» **Exercise description**: Only a number is wanted: the count of lines in this listing that contain "birth".

» **Material for this task**:
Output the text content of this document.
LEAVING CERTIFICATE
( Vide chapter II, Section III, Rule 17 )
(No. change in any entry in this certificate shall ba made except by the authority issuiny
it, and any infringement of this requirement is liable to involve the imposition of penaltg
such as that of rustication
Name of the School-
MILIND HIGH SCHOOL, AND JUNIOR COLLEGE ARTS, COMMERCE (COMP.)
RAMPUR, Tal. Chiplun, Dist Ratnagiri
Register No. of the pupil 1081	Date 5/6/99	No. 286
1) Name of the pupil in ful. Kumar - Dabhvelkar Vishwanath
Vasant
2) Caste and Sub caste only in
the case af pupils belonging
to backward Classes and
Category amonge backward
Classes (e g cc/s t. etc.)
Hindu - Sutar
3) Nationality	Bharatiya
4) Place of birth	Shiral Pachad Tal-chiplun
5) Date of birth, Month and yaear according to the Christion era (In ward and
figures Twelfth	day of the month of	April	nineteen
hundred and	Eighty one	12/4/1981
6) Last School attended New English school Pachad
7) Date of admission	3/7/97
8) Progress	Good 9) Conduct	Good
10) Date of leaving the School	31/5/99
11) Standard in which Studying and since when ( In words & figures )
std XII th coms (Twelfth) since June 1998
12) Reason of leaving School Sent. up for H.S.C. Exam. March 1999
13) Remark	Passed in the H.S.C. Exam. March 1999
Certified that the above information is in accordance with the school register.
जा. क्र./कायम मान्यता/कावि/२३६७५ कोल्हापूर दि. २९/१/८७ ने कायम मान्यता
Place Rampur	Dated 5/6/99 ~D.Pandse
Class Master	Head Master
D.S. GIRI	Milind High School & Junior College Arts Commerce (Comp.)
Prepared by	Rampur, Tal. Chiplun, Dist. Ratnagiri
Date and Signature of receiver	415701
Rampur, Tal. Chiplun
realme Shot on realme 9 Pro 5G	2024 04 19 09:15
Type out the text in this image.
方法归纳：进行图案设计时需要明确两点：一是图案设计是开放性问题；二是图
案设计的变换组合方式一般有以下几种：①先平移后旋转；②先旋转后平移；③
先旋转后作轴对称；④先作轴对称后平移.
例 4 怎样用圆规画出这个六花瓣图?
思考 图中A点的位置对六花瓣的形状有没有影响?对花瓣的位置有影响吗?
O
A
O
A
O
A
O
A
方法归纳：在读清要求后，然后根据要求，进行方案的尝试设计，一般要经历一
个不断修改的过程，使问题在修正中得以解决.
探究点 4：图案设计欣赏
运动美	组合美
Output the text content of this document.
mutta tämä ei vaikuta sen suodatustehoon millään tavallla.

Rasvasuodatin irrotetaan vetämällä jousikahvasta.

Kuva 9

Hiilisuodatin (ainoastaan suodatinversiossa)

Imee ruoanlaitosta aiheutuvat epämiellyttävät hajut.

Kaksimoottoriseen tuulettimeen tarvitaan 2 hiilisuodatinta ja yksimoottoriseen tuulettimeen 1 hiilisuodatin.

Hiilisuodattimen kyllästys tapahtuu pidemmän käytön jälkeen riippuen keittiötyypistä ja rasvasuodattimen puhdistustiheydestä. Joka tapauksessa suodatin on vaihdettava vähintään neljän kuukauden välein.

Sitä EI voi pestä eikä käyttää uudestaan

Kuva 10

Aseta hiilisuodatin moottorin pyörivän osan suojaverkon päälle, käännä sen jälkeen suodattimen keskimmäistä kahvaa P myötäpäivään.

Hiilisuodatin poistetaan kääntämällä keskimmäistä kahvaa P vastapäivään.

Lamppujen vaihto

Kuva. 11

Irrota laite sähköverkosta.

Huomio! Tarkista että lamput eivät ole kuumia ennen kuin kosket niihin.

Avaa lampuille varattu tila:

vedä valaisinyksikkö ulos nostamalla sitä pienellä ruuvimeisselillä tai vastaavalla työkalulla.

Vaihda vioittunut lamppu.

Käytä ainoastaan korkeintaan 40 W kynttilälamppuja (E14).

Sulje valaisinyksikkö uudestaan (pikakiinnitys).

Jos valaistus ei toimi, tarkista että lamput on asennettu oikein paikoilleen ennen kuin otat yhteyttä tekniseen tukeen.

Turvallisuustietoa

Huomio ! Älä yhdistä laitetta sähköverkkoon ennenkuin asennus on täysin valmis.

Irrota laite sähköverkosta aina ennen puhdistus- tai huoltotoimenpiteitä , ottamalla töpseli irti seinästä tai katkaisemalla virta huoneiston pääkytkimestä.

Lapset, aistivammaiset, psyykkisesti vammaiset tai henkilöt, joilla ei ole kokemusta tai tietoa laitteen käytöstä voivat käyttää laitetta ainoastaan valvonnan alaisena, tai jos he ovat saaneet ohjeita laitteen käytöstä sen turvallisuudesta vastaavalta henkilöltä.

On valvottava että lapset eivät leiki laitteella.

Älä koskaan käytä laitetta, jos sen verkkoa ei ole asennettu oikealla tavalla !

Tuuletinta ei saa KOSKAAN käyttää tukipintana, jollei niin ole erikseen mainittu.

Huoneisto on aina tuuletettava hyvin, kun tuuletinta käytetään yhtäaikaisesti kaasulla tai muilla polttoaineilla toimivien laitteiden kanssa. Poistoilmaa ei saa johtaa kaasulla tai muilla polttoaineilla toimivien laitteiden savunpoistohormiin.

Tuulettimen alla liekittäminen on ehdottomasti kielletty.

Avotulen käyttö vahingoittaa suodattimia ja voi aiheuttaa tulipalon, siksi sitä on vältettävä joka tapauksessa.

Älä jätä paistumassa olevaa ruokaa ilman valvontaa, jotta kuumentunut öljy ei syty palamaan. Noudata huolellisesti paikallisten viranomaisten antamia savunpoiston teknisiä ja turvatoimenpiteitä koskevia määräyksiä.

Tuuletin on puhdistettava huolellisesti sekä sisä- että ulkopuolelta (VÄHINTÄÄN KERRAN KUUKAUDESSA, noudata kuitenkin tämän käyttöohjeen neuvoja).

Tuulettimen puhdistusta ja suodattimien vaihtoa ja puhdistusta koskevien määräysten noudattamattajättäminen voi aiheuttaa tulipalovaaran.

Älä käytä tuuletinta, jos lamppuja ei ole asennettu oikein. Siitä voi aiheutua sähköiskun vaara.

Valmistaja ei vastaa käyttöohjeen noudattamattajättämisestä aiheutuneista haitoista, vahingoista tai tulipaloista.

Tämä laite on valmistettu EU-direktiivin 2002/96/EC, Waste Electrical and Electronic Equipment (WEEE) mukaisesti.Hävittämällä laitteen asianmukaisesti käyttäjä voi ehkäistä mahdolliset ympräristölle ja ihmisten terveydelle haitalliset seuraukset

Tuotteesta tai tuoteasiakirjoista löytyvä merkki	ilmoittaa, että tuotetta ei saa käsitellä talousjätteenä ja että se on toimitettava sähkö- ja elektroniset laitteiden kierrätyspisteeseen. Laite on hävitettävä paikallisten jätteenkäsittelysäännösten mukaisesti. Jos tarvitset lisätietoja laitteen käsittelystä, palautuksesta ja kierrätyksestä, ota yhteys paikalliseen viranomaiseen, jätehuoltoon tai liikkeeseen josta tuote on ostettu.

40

» **Complete answer**: 2